TO DO -> Return all lines from the listing below in which the string "plus" occurs.

RECORDED INFORMATION ->
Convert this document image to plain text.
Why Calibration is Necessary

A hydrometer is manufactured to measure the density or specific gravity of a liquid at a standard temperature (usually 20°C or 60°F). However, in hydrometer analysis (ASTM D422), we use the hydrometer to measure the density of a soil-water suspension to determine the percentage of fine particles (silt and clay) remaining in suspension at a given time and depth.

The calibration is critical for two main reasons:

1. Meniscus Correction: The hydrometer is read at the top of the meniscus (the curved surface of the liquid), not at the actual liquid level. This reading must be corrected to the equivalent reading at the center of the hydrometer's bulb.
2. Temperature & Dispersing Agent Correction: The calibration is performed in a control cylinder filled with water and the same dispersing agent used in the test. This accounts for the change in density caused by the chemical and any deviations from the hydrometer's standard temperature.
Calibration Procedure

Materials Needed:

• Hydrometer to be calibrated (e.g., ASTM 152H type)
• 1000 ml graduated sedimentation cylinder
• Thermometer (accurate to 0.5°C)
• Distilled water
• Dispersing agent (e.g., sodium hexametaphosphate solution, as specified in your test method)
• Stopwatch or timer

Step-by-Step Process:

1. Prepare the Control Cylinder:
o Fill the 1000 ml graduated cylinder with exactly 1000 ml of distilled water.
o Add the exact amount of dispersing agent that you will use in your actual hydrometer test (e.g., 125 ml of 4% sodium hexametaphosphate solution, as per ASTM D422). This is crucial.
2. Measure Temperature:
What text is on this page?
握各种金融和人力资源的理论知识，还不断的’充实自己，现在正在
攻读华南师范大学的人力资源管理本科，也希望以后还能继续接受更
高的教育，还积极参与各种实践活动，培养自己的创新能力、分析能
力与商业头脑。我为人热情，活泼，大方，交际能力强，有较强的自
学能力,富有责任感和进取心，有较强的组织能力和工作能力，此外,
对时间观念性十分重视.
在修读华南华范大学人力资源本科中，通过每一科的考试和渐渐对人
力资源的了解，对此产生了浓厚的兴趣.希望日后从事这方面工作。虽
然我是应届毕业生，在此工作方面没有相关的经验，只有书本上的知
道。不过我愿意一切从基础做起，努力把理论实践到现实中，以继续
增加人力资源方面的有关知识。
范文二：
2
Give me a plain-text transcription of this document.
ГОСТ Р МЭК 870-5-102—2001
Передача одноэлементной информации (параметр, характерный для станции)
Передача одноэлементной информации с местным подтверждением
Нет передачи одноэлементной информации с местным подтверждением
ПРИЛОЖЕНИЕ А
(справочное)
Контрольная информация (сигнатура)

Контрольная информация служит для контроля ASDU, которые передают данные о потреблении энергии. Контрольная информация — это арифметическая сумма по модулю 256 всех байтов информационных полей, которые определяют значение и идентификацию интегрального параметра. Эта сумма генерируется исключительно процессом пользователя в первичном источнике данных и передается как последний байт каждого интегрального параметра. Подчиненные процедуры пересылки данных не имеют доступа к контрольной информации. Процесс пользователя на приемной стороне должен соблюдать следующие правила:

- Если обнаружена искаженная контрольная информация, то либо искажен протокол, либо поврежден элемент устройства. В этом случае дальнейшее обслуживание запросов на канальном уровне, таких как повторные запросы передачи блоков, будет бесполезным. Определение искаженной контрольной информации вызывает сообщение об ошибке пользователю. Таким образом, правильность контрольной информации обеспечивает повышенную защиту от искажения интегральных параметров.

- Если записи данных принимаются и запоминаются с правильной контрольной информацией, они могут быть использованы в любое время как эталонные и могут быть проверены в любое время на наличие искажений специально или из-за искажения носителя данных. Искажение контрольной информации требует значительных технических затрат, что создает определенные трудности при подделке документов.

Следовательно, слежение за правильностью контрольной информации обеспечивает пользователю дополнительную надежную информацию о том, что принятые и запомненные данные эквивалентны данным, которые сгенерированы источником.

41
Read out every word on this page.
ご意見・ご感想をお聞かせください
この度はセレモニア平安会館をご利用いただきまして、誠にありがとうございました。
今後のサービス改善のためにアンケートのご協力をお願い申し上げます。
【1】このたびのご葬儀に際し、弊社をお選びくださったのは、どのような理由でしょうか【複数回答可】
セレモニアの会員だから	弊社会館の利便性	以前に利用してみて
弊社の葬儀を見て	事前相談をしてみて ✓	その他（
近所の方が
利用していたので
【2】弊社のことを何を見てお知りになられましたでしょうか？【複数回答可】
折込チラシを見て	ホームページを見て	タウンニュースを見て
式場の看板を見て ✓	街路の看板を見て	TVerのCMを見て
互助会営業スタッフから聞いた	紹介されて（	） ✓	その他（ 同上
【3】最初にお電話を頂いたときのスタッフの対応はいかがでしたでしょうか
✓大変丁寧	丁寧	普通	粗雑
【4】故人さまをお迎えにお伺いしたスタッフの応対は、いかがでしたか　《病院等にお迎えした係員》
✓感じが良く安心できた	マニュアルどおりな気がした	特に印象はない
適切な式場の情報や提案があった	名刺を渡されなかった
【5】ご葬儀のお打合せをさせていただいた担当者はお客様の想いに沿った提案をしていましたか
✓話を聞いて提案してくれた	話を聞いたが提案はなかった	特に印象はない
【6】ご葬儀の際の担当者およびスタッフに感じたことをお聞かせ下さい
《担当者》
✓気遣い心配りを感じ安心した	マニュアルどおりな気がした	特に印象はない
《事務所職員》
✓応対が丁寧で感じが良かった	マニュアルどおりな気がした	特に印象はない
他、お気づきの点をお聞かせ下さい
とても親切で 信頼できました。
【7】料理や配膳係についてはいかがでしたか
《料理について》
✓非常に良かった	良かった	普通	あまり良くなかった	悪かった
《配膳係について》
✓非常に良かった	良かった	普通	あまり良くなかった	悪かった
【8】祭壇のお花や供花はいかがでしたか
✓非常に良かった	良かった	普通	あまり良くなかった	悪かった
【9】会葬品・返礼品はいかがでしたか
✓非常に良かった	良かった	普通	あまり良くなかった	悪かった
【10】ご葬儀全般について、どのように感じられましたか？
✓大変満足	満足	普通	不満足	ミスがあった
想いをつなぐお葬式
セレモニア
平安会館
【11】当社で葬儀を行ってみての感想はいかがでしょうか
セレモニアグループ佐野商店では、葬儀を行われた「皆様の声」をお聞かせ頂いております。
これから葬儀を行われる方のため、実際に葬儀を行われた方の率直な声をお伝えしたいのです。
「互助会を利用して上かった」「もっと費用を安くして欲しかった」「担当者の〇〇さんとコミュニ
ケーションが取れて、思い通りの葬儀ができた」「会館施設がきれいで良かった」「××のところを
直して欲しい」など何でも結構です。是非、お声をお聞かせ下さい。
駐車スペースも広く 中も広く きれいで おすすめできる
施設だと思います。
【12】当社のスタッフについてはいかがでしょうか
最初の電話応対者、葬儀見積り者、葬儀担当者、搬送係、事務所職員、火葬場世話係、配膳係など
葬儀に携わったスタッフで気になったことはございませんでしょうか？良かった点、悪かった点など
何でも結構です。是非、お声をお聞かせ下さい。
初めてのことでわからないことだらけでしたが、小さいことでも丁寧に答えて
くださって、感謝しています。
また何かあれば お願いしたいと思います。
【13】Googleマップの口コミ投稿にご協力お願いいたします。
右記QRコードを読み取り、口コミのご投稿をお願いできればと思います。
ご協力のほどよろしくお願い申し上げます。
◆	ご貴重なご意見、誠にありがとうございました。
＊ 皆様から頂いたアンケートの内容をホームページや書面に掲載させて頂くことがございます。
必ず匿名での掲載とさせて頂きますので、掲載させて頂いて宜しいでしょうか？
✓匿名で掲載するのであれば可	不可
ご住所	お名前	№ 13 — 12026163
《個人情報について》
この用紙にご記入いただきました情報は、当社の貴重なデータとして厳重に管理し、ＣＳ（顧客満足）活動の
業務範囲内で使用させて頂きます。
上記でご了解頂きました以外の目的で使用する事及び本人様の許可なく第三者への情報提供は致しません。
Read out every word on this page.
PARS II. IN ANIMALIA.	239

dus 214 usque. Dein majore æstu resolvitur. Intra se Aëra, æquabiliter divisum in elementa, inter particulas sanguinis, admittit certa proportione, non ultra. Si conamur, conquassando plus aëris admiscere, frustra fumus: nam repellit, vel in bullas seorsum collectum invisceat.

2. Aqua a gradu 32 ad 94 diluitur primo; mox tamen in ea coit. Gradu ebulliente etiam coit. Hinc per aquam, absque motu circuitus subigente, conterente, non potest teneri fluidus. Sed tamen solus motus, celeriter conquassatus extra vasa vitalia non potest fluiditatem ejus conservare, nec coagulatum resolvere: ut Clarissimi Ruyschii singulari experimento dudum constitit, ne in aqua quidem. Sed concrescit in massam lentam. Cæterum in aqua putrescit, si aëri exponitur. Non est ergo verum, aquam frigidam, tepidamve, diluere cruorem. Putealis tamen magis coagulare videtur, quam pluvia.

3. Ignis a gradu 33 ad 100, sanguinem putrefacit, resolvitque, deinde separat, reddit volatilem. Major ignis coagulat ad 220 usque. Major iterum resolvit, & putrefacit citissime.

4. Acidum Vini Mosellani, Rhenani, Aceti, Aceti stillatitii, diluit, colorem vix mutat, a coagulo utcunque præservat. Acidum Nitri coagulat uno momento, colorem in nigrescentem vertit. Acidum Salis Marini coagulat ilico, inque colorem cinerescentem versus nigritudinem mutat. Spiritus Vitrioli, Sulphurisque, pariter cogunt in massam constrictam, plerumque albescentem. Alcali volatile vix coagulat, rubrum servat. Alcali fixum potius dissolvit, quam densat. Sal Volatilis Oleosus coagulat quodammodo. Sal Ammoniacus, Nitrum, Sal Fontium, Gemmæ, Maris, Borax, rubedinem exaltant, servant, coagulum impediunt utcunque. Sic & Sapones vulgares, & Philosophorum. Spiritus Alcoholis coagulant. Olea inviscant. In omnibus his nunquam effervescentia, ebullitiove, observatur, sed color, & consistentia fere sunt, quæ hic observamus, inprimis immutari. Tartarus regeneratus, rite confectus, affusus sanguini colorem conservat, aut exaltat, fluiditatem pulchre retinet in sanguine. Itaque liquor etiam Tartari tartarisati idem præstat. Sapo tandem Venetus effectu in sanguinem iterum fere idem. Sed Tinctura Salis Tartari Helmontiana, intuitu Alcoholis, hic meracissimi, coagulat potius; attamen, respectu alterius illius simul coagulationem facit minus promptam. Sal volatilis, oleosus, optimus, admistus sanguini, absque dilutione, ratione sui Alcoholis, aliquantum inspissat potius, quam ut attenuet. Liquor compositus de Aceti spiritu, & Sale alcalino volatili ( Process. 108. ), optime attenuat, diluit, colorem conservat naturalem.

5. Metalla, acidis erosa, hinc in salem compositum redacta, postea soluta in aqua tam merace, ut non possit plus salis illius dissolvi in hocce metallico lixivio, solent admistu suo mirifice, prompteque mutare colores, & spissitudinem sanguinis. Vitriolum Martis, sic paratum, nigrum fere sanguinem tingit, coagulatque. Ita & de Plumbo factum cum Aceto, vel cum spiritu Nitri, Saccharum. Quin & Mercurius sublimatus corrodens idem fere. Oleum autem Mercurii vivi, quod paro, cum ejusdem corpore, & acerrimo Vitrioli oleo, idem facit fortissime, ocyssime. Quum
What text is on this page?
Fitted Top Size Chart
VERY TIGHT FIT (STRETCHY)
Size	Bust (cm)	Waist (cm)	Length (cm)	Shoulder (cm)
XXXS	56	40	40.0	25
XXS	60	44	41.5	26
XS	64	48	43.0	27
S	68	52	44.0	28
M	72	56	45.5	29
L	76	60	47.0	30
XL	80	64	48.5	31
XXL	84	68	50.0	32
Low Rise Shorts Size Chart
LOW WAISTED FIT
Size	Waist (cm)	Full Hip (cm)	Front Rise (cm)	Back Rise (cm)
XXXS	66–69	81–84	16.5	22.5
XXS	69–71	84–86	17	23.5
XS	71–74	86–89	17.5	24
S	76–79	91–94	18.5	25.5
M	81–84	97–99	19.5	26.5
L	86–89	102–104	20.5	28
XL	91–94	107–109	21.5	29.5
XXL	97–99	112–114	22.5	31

THE OUTPUT ->
dus 214 usque. Dein majore æstu resolvitur. Intra se Aëra, æquabiliter divisum in elementa, inter particulas sanguinis, admittit certa proportione, non ultra. Si conamur, conquassando plus aëris admiscere, frustra fumus: nam repellit, vel in bullas seorsum collectum invisceat.
5. Metalla, acidis erosa, hinc in salem compositum redacta, postea soluta in aqua tam merace, ut non possit plus salis illius dissolvi in hocce metallico lixivio, solent admistu suo mirifice, prompteque mutare colores, & spissitudinem sanguinis. Vitriolum Martis, sic paratum, nigrum fere sanguinem tingit, coagulatque. Ita & de Plumbo factum cum Aceto, vel cum spiritu Nitri, Saccharum. Quin & Mercurius sublimatus corrodens idem fere. Oleum autem Mercurii vivi, quod paro, cum ejusdem corpore, & acerrimo Vitrioli oleo, idem facit fortissime, ocyssime. Quum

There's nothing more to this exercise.